§ **The task**:
Below are some records; reproduce every one of them exactly.

[Items from a data source]
▬▬▬

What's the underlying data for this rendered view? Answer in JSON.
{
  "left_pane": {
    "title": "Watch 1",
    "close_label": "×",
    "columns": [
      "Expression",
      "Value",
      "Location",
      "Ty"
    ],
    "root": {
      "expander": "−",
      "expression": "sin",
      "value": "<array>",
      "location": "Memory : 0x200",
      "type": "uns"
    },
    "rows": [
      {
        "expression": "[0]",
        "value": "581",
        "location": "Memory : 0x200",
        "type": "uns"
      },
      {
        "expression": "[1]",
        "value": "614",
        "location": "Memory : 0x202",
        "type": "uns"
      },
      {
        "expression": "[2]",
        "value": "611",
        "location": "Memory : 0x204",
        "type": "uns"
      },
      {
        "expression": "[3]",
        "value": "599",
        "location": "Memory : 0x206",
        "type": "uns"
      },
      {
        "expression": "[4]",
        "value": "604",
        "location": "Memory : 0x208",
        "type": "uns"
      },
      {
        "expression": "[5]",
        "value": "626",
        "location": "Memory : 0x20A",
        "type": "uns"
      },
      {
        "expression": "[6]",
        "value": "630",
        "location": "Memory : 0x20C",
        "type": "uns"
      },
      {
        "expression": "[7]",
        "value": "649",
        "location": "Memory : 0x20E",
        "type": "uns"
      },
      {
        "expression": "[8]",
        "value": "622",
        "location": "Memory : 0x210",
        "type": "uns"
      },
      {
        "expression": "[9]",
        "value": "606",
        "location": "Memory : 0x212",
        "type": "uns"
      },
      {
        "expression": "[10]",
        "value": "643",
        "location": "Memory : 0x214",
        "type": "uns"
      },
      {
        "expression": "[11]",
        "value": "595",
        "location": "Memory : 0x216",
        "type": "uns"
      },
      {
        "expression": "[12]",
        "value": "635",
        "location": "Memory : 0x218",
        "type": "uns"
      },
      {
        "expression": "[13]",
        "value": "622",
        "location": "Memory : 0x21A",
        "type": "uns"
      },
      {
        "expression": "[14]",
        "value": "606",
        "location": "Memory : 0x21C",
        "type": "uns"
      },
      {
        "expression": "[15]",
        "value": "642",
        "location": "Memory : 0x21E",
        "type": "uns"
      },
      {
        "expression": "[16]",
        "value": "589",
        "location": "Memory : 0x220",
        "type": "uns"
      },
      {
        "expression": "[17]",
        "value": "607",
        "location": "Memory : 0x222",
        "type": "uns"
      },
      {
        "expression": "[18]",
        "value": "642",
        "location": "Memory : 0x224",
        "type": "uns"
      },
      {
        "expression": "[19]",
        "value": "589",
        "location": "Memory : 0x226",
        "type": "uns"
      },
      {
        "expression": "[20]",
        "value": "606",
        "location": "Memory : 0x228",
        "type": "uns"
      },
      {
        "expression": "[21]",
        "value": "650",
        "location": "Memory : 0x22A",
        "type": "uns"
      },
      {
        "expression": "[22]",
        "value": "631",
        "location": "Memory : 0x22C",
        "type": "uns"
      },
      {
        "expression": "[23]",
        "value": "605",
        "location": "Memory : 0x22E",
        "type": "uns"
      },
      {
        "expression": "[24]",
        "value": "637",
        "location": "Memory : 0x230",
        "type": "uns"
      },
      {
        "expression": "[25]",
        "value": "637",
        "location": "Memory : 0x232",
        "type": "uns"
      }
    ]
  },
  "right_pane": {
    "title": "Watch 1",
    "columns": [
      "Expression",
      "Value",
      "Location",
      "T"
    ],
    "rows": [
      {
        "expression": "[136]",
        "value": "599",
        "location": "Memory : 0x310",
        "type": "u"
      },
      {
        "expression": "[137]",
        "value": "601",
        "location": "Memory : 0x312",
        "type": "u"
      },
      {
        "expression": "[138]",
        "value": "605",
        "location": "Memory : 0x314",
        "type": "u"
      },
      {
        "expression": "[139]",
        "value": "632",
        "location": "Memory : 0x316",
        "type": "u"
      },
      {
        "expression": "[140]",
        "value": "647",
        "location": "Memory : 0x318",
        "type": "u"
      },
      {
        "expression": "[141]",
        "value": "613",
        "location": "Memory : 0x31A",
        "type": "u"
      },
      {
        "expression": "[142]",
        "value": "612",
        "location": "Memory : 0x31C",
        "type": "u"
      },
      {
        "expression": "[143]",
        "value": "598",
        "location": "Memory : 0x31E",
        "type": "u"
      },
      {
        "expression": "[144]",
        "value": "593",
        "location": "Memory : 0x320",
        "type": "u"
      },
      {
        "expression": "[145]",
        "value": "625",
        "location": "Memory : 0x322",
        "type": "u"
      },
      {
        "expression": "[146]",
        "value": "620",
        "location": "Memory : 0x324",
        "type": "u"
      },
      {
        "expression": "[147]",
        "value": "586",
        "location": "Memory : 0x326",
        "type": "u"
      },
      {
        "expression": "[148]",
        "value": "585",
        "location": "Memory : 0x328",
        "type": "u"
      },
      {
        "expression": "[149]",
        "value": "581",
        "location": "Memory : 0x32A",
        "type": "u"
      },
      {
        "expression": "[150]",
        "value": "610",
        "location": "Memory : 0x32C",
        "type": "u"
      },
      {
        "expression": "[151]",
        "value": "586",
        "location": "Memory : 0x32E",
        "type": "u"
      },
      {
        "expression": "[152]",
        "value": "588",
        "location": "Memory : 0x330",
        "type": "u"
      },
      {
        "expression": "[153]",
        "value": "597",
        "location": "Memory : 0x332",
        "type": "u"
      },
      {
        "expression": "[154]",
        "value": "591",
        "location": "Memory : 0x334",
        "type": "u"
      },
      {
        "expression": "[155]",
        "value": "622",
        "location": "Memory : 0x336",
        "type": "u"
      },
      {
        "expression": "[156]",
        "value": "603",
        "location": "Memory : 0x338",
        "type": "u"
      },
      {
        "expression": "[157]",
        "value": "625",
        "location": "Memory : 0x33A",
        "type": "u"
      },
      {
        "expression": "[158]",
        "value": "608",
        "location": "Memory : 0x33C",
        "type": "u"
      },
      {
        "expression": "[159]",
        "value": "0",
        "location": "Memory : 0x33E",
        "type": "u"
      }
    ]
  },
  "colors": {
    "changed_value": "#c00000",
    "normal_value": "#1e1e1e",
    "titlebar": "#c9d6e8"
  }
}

▬▬▬

§ **Output for this task**:
What's the underlying data for this rendered view? Answer in JSON.
{
  "left_pane": {
    "title": "Watch 1",
    "close_label": "×",
    "columns": [
      "Expression",
      "Value",
      "Location",
      "Ty"
    ],
    "root": {
      "expander": "−",
      "expression": "sin",
      "value": "<array>",
      "location": "Memory : 0x200",
      "type": "uns"
    },
    "rows": [
      {
        "expression": "[0]",
        "value": "581",
        "location": "Memory : 0x200",
        "type": "uns"
      },
      {
        "expression": "[1]",
        "value": "614",
        "location": "Memory : 0x202",
        "type": "uns"
      },
      {
        "expression": "[2]",
        "value": "611",
        "location": "Memory : 0x204",
        "type": "uns"
      },
      {
        "expression": "[3]",
        "value": "599",
        "location": "Memory : 0x206",
        "type": "uns"
      },
      {
        "expression": "[4]",
        "value": "604",
        "location": "Memory : 0x208",
        "type": "uns"
      },
      {
        "expression": "[5]",
        "value": "626",
        "location": "Memory : 0x20A",
        "type": "uns"
      },
      {
        "expression": "[6]",
        "value": "630",
        "location": "Memory : 0x20C",
        "type": "uns"
      },
      {
        "expression": "[7]",
        "value": "649",
        "location": "Memory : 0x20E",
        "type": "uns"
      },
      {
        "expression": "[8]",
        "value": "622",
        "location": "Memory : 0x210",
        "type": "uns"
      },
      {
        "expression": "[9]",
        "value": "606",
        "location": "Memory : 0x212",
        "type": "uns"
      },
      {
        "expression": "[10]",
        "value": "643",
        "location": "Memory : 0x214",
        "type": "uns"
      },
      {
        "expression": "[11]",
        "value": "595",
        "location": "Memory : 0x216",
        "type": "uns"
      },
      {
        "expression": "[12]",
        "value": "635",
        "location": "Memory : 0x218",
        "type": "uns"
      },
      {
        "expression": "[13]",
        "value": "622",
        "location": "Memory : 0x21A",
        "type": "uns"
      },
      {
        "expression": "[14]",
        "value": "606",
        "location": "Memory : 0x21C",
        "type": "uns"
      },
      {
        "expression": "[15]",
        "value": "642",
        "location": "Memory : 0x21E",
        "type": "uns"
      },
      {
        "expression": "[16]",
        "value": "589",
        "location": "Memory : 0x220",
        "type": "uns"
      },
      {
        "expression": "[17]",
        "value": "607",
        "location": "Memory : 0x222",
        "type": "uns"
      },
      {
        "expression": "[18]",
        "value": "642",
        "location": "Memory : 0x224",
        "type": "uns"
      },
      {
        "expression": "[19]",
        "value": "589",
        "location": "Memory : 0x226",
        "type": "uns"
      },
      {
        "expression": "[20]",
        "value": "606",
        "location": "Memory : 0x228",
        "type": "uns"
      },
      {
        "expression": "[21]",
        "value": "650",
        "location": "Memory : 0x22A",
        "type": "uns"
      },
      {
        "expression": "[22]",
        "value": "631",
        "location": "Memory : 0x22C",
        "type": "uns"
      },
      {
        "expression": "[23]",
        "value": "605",
        "location": "Memory : 0x22E",
        "type": "uns"
      },
      {
        "expression": "[24]",
        "value": "637",
        "location": "Memory : 0x230",
        "type": "uns"
      },
      {
        "expression": "[25]",
        "value": "637",
        "location": "Memory : 0x232",
        "type": "uns"
      }
    ]
  },
  "right_pane": {
    "title": "Watch 1",
    "columns": [
      "Expression",
      "Value",
      "Location",
      "T"
    ],
    "rows": [
      {
        "expression": "[136]",
        "value": "599",
        "location": "Memory : 0x310",
        "type": "u"
      },
      {
        "expression": "[137]",
        "value": "601",
        "location": "Memory : 0x312",
        "type": "u"
      },
      {
        "expression": "[138]",
        "value": "605",
        "location": "Memory : 0x314",
        "type": "u"
      },
      {
        "expression": "[139]",
        "value": "632",
        "location": "Memory : 0x316",
        "type": "u"
      },
      {
        "expression": "[140]",
        "value": "647",
        "location": "Memory : 0x318",
        "type": "u"
      },
      {
        "expression": "[141]",
        "value": "613",
        "location": "Memory : 0x31A",
        "type": "u"
      },
      {
        "expression": "[142]",
        "value": "612",
        "location": "Memory : 0x31C",
        "type": "u"
      },
      {
        "expression": "[143]",
        "value": "598",
        "location": "Memory : 0x31E",
        "type": "u"
      },
      {
        "expression": "[144]",
        "value": "593",
        "location": "Memory : 0x320",
        "type": "u"
      },
      {
        "expression": "[145]",
        "value": "625",
        "location": "Memory : 0x322",
        "type": "u"
      },
      {
        "expression": "[146]",
        "value": "620",
        "location": "Memory : 0x324",
        "type": "u"
      },
      {
        "expression": "[147]",
        "value": "586",
        "location": "Memory : 0x326",
        "type": "u"
      },
      {
        "expression": "[148]",
        "value": "585",
        "location": "Memory : 0x328",
        "type": "u"
      },
      {
        "expression": "[149]",
        "value": "581",
        "location": "Memory : 0x32A",
        "type": "u"
      },
      {
        "expression": "[150]",
        "value": "610",
        "location": "Memory : 0x32C",
        "type": "u"
      },
      {
        "expression": "[151]",
        "value": "586",
        "location": "Memory : 0x32E",
        "type": "u"
      },
      {
        "expression": "[152]",
        "value": "588",
        "location": "Memory : 0x330",
        "type": "u"
      },
      {
        "expression": "[153]",
        "value": "597",
        "location": "Memory : 0x332",
        "type": "u"
      },
      {
        "expression": "[154]",
        "value": "591",
        "location": "Memory : 0x334",
        "type": "u"
      },
      {
        "expression": "[155]",
        "value": "622",
        "location": "Memory : 0x336",
        "type": "u"
      },
      {
        "expression": "[156]",
        "value": "603",
        "location": "Memory : 0x338",
        "type": "u"
      },
      {
        "expression": "[157]",
        "value": "625",
        "location": "Memory : 0x33A",
        "type": "u"
      },
      {
        "expression": "[158]",
        "value": "608",
        "location": "Memory : 0x33C",
        "type": "u"
      },
      {
        "expression": "[159]",
        "value": "0",
        "location": "Memory : 0x33E",
        "type": "u"
      }
    ]
  },
  "colors": {
    "changed_value": "#c00000",
    "normal_value": "#1e1e1e",
    "titlebar": "#c9d6e8"
  }
}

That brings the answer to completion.